Stated task
Carry none of the pictures over; set down the material below exactly.

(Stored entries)
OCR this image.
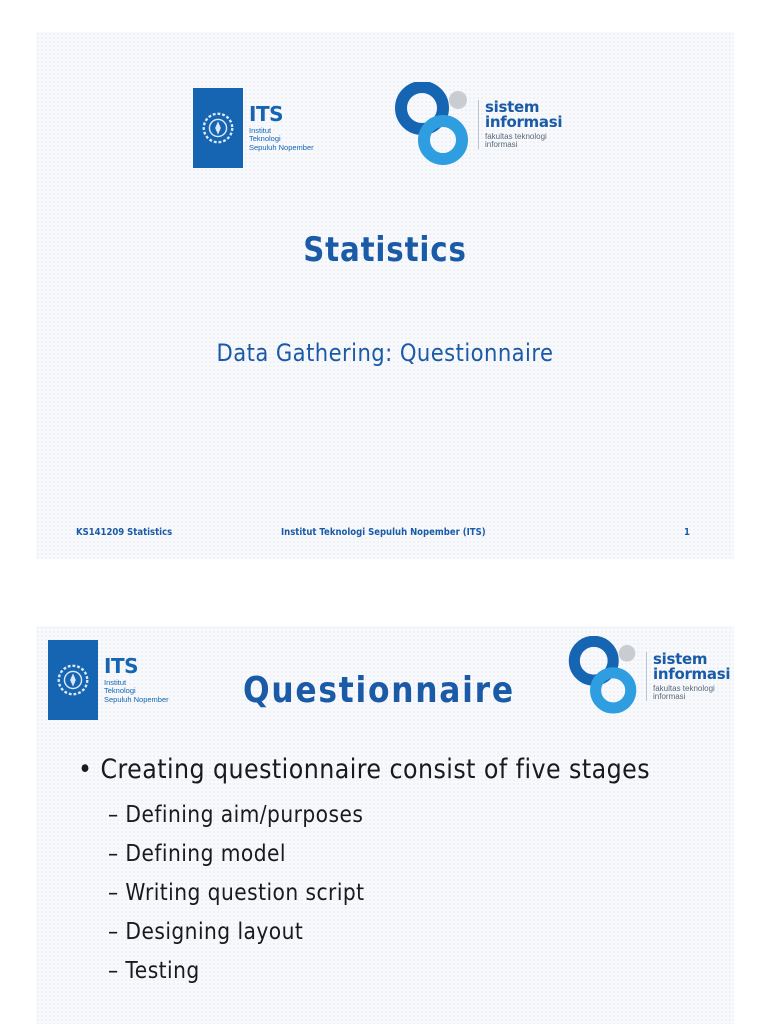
ITS
Institut
Teknologi
Sepuluh Nopember
sistem
informasi
fakultas teknologi
informasi
Statistics
Data Gathering: Questionnaire
KS141209 Statistics	Institut Teknologi Sepuluh Nopember (ITS)	1
ITS
Institut
Teknologi
Sepuluh Nopember Questionnaire
sistem
informasi
fakultas teknologi
informasi
• Creating questionnaire consist of five stages
– Defining aim/purposes
– Defining model
– Writing question script
– Designing layout
– Testing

Answer for the task
OCR this image.
ITS
Institut
Teknologi
Sepuluh Nopember
sistem
informasi
fakultas teknologi
informasi
Statistics
Data Gathering: Questionnaire
KS141209 Statistics	Institut Teknologi Sepuluh Nopember (ITS)	1
ITS
Institut
Teknologi
Sepuluh Nopember Questionnaire
sistem
informasi
fakultas teknologi
informasi
• Creating questionnaire consist of five stages
– Defining aim/purposes
– Defining model
– Writing question script
– Designing layout
– Testing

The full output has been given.